◆ STATED GOAL
Find the number of lines in these records where the word "this" appears. Reply with that number and nothing more.

◆ RECORDS FOR THE TASK
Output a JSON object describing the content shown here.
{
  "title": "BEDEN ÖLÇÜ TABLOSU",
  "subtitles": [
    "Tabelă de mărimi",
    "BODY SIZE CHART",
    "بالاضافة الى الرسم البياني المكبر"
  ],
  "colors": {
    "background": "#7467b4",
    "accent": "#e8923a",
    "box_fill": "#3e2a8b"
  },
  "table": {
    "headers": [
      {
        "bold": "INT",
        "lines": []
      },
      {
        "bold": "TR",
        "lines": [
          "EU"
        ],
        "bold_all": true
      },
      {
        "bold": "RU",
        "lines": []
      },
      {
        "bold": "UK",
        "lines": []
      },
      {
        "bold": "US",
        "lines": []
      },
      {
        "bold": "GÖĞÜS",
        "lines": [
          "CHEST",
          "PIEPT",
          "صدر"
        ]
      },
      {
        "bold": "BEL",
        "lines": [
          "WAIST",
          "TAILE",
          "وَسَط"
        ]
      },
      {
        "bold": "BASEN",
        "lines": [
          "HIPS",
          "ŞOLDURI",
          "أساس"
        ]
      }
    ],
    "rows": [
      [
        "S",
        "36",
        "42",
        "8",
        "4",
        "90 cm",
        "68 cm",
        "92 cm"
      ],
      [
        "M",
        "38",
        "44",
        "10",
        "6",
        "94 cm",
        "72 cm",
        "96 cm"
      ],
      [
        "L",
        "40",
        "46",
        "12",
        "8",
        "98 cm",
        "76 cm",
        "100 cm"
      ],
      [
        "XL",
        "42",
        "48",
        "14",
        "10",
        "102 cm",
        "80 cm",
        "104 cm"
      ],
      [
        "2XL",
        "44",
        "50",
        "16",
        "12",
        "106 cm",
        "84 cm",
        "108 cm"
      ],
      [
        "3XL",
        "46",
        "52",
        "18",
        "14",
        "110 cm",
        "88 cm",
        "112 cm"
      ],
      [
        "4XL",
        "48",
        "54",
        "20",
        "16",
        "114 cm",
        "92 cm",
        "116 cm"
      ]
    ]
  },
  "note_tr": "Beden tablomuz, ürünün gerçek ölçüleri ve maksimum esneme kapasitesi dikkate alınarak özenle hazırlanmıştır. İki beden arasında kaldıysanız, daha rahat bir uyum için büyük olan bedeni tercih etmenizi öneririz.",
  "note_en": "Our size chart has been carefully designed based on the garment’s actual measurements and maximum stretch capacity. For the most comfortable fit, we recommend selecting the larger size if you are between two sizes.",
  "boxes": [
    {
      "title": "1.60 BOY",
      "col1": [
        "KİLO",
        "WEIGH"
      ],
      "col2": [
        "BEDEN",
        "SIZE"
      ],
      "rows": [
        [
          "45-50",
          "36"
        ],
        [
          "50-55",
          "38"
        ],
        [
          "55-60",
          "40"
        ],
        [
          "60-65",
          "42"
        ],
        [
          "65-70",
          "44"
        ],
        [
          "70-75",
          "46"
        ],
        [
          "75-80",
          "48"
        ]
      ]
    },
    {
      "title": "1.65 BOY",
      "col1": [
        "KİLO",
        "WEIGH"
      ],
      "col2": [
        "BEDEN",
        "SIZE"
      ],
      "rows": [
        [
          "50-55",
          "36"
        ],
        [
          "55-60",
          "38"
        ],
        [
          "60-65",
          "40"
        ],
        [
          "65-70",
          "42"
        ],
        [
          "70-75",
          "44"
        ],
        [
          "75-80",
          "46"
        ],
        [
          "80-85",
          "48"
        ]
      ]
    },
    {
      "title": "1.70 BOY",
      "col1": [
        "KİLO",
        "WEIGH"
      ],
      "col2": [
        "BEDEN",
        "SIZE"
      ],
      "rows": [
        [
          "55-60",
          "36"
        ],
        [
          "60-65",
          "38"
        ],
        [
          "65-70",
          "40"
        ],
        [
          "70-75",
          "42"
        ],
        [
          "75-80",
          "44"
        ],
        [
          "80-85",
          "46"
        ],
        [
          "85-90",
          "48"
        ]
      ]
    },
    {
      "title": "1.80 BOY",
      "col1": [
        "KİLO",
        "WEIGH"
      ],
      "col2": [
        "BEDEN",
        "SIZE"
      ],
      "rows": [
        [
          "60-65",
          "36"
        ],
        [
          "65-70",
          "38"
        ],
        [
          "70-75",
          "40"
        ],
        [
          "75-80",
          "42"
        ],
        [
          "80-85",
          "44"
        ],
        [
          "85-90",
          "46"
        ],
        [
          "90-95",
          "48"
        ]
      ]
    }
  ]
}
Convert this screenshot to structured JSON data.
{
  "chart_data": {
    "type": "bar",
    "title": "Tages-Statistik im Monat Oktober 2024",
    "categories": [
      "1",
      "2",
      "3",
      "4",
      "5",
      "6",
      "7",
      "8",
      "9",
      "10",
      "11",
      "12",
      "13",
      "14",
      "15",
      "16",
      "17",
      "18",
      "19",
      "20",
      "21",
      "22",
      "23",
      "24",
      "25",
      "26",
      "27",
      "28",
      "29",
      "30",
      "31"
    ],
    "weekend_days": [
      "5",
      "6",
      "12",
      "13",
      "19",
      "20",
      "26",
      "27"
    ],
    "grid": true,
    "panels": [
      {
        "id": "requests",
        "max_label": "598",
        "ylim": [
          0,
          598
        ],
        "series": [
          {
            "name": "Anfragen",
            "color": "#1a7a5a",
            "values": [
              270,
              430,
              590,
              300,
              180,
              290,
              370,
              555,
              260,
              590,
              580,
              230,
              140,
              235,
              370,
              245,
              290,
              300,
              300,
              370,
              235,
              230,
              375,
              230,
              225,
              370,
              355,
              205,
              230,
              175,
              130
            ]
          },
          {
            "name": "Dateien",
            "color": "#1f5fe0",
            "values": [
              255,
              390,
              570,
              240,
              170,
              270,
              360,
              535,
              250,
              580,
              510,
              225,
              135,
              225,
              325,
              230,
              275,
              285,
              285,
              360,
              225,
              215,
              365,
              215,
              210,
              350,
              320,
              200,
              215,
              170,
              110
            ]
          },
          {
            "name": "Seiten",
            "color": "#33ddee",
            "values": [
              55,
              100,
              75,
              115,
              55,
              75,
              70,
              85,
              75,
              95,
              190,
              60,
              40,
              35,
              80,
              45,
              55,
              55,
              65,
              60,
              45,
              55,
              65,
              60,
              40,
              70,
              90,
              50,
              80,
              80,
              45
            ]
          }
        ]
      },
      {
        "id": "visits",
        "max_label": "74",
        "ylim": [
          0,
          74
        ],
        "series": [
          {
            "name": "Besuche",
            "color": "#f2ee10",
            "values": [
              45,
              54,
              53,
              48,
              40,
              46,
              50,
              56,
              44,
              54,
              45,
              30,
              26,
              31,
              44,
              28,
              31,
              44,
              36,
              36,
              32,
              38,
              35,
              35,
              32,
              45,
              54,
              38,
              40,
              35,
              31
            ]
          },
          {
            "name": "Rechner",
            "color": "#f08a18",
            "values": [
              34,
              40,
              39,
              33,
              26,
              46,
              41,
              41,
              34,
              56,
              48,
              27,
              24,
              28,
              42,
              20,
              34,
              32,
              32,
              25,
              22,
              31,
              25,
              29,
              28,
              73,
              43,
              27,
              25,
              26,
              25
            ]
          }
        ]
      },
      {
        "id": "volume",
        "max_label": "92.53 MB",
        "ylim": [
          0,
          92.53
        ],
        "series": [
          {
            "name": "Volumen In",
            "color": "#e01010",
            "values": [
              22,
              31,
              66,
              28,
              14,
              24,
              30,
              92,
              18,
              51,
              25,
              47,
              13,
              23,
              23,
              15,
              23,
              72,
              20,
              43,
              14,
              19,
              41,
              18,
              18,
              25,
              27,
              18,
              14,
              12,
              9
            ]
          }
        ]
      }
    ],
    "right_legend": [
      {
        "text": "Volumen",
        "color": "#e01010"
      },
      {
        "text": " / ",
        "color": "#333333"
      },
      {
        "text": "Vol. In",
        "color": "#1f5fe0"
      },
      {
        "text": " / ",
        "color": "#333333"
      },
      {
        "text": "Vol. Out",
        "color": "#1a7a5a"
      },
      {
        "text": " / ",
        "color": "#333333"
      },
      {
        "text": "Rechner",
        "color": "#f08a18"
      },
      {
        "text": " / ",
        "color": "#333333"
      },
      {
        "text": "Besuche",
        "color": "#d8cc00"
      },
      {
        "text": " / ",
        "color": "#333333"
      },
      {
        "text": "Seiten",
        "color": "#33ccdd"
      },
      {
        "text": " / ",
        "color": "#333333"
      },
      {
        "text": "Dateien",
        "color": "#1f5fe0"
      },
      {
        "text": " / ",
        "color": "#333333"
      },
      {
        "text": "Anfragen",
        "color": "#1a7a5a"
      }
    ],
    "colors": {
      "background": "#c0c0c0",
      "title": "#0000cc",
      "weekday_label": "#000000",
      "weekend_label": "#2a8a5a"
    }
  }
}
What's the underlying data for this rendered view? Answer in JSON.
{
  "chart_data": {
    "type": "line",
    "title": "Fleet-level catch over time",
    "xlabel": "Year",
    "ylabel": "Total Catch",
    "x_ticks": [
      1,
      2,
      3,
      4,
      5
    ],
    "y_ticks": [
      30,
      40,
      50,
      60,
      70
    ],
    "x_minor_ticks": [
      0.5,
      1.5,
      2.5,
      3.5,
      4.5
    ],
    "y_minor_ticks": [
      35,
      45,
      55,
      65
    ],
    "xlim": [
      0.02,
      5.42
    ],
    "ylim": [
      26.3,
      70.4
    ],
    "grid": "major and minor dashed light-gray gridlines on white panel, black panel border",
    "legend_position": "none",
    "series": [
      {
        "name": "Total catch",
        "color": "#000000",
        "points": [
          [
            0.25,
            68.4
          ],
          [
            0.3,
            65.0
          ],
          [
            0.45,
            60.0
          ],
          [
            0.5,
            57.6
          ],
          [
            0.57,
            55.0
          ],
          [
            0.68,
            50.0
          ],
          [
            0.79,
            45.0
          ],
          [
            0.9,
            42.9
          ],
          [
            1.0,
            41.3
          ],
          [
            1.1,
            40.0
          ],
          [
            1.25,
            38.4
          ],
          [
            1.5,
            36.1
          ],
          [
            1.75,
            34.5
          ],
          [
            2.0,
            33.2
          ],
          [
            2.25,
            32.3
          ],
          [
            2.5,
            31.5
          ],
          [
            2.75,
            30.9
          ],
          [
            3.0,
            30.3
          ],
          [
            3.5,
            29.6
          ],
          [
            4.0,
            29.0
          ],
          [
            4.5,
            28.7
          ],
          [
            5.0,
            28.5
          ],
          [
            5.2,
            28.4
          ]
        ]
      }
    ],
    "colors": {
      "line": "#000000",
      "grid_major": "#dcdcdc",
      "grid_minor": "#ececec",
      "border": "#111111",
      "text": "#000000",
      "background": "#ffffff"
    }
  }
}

◆ TASK OUTPUT
2